### Aim of the task
Set down each entry exactly as given; pictures should not appear in the copy.

### Data for the task
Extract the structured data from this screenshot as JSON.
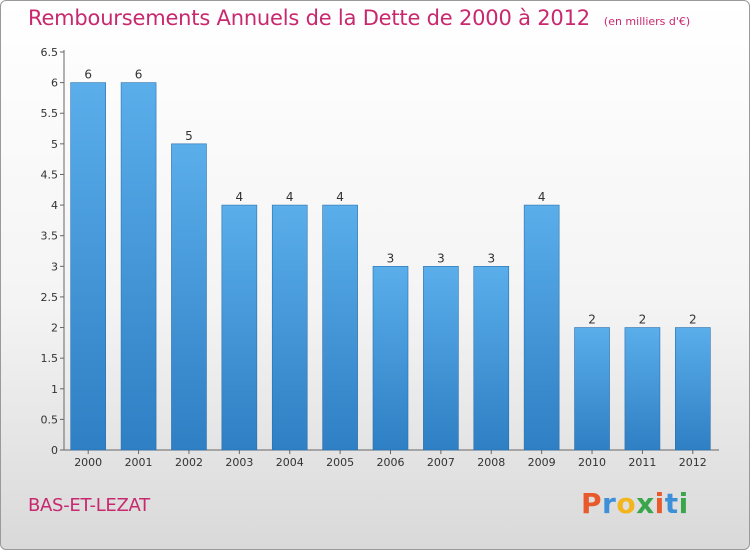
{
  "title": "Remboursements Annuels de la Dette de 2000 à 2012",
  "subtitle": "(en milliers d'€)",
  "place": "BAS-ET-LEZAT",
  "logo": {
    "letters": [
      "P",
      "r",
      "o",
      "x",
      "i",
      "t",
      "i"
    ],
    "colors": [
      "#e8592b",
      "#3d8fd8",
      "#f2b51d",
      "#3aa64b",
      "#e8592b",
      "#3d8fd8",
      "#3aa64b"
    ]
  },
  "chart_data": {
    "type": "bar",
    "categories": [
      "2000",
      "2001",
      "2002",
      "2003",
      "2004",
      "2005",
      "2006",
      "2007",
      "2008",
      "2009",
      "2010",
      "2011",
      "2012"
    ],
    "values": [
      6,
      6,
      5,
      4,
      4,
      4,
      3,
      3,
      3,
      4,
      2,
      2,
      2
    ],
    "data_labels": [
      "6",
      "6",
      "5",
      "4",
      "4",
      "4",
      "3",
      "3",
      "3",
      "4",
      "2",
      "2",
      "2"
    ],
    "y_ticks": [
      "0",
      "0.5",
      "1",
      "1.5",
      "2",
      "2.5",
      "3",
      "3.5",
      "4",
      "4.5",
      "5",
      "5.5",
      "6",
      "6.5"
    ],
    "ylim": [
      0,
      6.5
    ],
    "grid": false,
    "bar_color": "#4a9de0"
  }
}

### Final answer
Extract the structured data from this screenshot as JSON.
{
  "title": "Remboursements Annuels de la Dette de 2000 à 2012",
  "subtitle": "(en milliers d'€)",
  "place": "BAS-ET-LEZAT",
  "logo": {
    "letters": [
      "P",
      "r",
      "o",
      "x",
      "i",
      "t",
      "i"
    ],
    "colors": [
      "#e8592b",
      "#3d8fd8",
      "#f2b51d",
      "#3aa64b",
      "#e8592b",
      "#3d8fd8",
      "#3aa64b"
    ]
  },
  "chart_data": {
    "type": "bar",
    "categories": [
      "2000",
      "2001",
      "2002",
      "2003",
      "2004",
      "2005",
      "2006",
      "2007",
      "2008",
      "2009",
      "2010",
      "2011",
      "2012"
    ],
    "values": [
      6,
      6,
      5,
      4,
      4,
      4,
      3,
      3,
      3,
      4,
      2,
      2,
      2
    ],
    "data_labels": [
      "6",
      "6",
      "5",
      "4",
      "4",
      "4",
      "3",
      "3",
      "3",
      "4",
      "2",
      "2",
      "2"
    ],
    "y_ticks": [
      "0",
      "0.5",
      "1",
      "1.5",
      "2",
      "2.5",
      "3",
      "3.5",
      "4",
      "4.5",
      "5",
      "5.5",
      "6",
      "6.5"
    ],
    "ylim": [
      0,
      6.5
    ],
    "grid": false,
    "bar_color": "#4a9de0"
  }
}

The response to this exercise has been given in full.